begin EXTRACTED MATERIAL

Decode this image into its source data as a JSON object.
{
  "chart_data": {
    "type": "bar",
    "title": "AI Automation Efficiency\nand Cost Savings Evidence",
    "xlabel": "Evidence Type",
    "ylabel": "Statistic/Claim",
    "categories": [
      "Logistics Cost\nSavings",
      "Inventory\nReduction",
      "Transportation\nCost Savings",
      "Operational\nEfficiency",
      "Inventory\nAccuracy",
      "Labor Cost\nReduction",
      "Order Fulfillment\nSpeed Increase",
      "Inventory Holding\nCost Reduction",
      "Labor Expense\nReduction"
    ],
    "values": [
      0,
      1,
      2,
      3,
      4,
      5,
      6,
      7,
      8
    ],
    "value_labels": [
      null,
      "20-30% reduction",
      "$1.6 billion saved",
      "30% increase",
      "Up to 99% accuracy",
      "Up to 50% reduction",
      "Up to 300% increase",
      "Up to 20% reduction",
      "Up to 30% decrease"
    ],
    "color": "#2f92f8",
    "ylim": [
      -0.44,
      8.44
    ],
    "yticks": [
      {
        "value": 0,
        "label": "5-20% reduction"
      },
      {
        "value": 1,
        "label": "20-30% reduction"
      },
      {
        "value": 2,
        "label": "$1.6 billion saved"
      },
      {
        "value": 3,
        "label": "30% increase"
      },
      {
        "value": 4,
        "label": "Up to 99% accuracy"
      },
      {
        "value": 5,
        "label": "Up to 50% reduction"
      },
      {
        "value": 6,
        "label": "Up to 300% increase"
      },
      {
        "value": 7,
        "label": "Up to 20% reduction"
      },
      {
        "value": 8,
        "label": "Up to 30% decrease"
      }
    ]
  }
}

end EXTRACTED MATERIAL

YOUR INSTRUCTIONS:
Reproduce the data in full, exactly as presented.

TASK RESULT:
Decode this image into its source data as a JSON object.
{
  "chart_data": {
    "type": "bar",
    "title": "AI Automation Efficiency\nand Cost Savings Evidence",
    "xlabel": "Evidence Type",
    "ylabel": "Statistic/Claim",
    "categories": [
      "Logistics Cost\nSavings",
      "Inventory\nReduction",
      "Transportation\nCost Savings",
      "Operational\nEfficiency",
      "Inventory\nAccuracy",
      "Labor Cost\nReduction",
      "Order Fulfillment\nSpeed Increase",
      "Inventory Holding\nCost Reduction",
      "Labor Expense\nReduction"
    ],
    "values": [
      0,
      1,
      2,
      3,
      4,
      5,
      6,
      7,
      8
    ],
    "value_labels": [
      null,
      "20-30% reduction",
      "$1.6 billion saved",
      "30% increase",
      "Up to 99% accuracy",
      "Up to 50% reduction",
      "Up to 300% increase",
      "Up to 20% reduction",
      "Up to 30% decrease"
    ],
    "color": "#2f92f8",
    "ylim": [
      -0.44,
      8.44
    ],
    "yticks": [
      {
        "value": 0,
        "label": "5-20% reduction"
      },
      {
        "value": 1,
        "label": "20-30% reduction"
      },
      {
        "value": 2,
        "label": "$1.6 billion saved"
      },
      {
        "value": 3,
        "label": "30% increase"
      },
      {
        "value": 4,
        "label": "Up to 99% accuracy"
      },
      {
        "value": 5,
        "label": "Up to 50% reduction"
      },
      {
        "value": 6,
        "label": "Up to 300% increase"
      },
      {
        "value": 7,
        "label": "Up to 20% reduction"
      },
      {
        "value": 8,
        "label": "Up to 30% decrease"
      }
    ]
  }
}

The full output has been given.